JOB: Leave out the pictures; transcribe all else exactly.

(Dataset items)

########################################

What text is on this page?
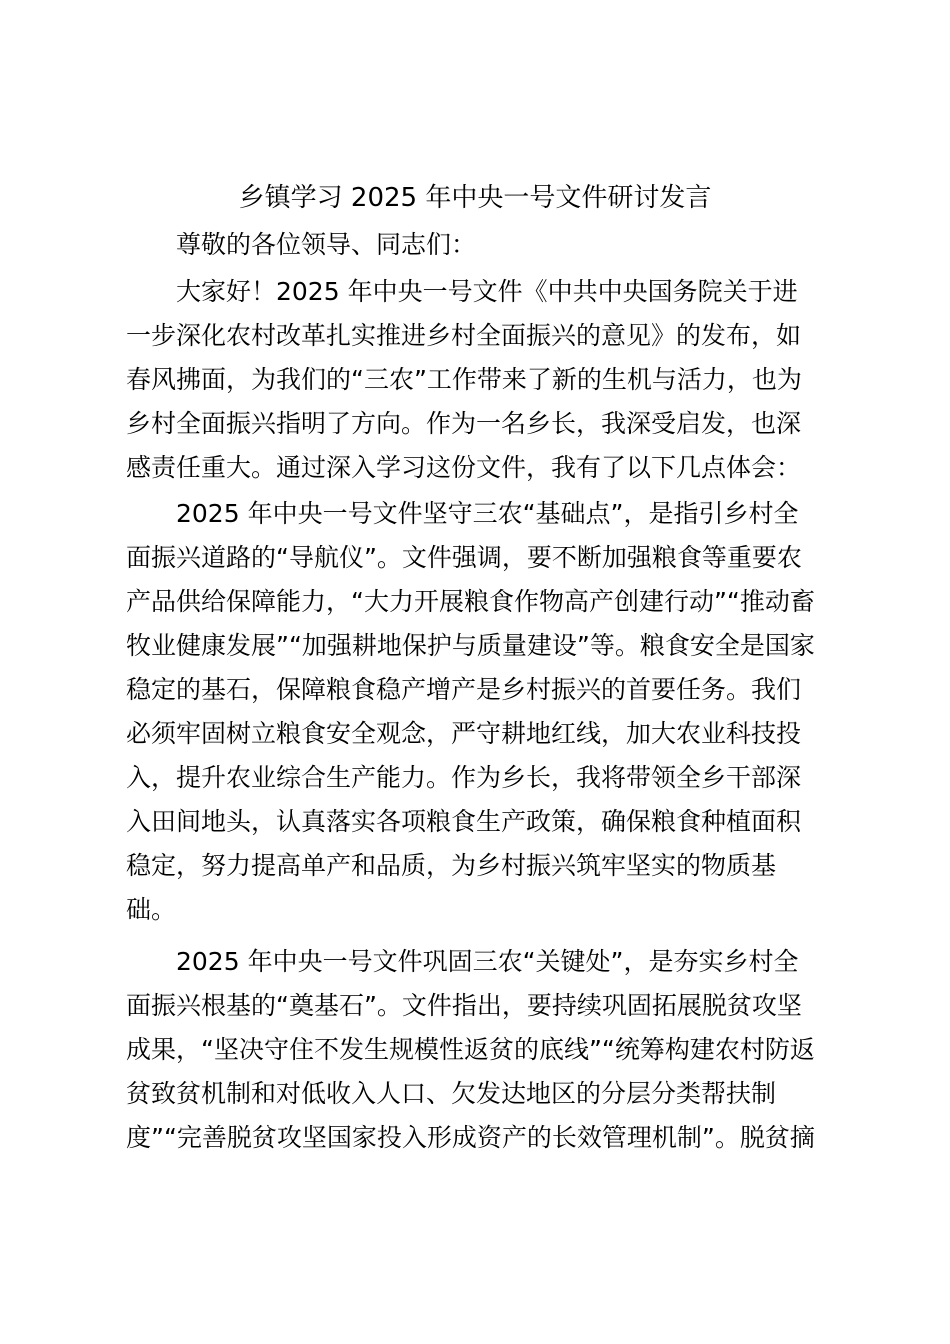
乡镇学习 2025 年中央一号文件研讨发言
尊敬的各位领导、同志们：
大家好！2025 年中央一号文件《中共中央国务院关于进
一步深化农村改革扎实推进乡村全面振兴的意见》的发布，如
春风拂面，为我们的“三农”工作带来了新的生机与活力，也为
乡村全面振兴指明了方向。作为一名乡长，我深受启发，也深
感责任重大。通过深入学习这份文件，我有了以下几点体会：
2025 年中央一号文件坚守三农“基础点”，是指引乡村全
面振兴道路的“导航仪”。文件强调，要不断加强粮食等重要农
产品供给保障能力，“大力开展粮食作物高产创建行动”“推动畜
牧业健康发展”“加强耕地保护与质量建设”等。粮食安全是国家
稳定的基石，保障粮食稳产增产是乡村振兴的首要任务。我们
必须牢固树立粮食安全观念，严守耕地红线，加大农业科技投
入，提升农业综合生产能力。作为乡长，我将带领全乡干部深
入田间地头，认真落实各项粮食生产政策，确保粮食种植面积
稳定，努力提高单产和品质，为乡村振兴筑牢坚实的物质基
础。
2025 年中央一号文件巩固三农“关键处”，是夯实乡村全
面振兴根基的“奠基石”。文件指出，要持续巩固拓展脱贫攻坚
成果，“坚决守住不发生规模性返贫的底线”“统筹构建农村防返
贫致贫机制和对低收入人口、欠发达地区的分层分类帮扶制
度”“完善脱贫攻坚国家投入形成资产的长效管理机制”。脱贫摘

########################################

RESPONSE TO THIS TASK:
What text is on this page?
乡镇学习 2025 年中央一号文件研讨发言
尊敬的各位领导、同志们：
大家好！2025 年中央一号文件《中共中央国务院关于进
一步深化农村改革扎实推进乡村全面振兴的意见》的发布，如
春风拂面，为我们的“三农”工作带来了新的生机与活力，也为
乡村全面振兴指明了方向。作为一名乡长，我深受启发，也深
感责任重大。通过深入学习这份文件，我有了以下几点体会：
2025 年中央一号文件坚守三农“基础点”，是指引乡村全
面振兴道路的“导航仪”。文件强调，要不断加强粮食等重要农
产品供给保障能力，“大力开展粮食作物高产创建行动”“推动畜
牧业健康发展”“加强耕地保护与质量建设”等。粮食安全是国家
稳定的基石，保障粮食稳产增产是乡村振兴的首要任务。我们
必须牢固树立粮食安全观念，严守耕地红线，加大农业科技投
入，提升农业综合生产能力。作为乡长，我将带领全乡干部深
入田间地头，认真落实各项粮食生产政策，确保粮食种植面积
稳定，努力提高单产和品质，为乡村振兴筑牢坚实的物质基
础。
2025 年中央一号文件巩固三农“关键处”，是夯实乡村全
面振兴根基的“奠基石”。文件指出，要持续巩固拓展脱贫攻坚
成果，“坚决守住不发生规模性返贫的底线”“统筹构建农村防返
贫致贫机制和对低收入人口、欠发达地区的分层分类帮扶制
度”“完善脱贫攻坚国家投入形成资产的长效管理机制”。脱贫摘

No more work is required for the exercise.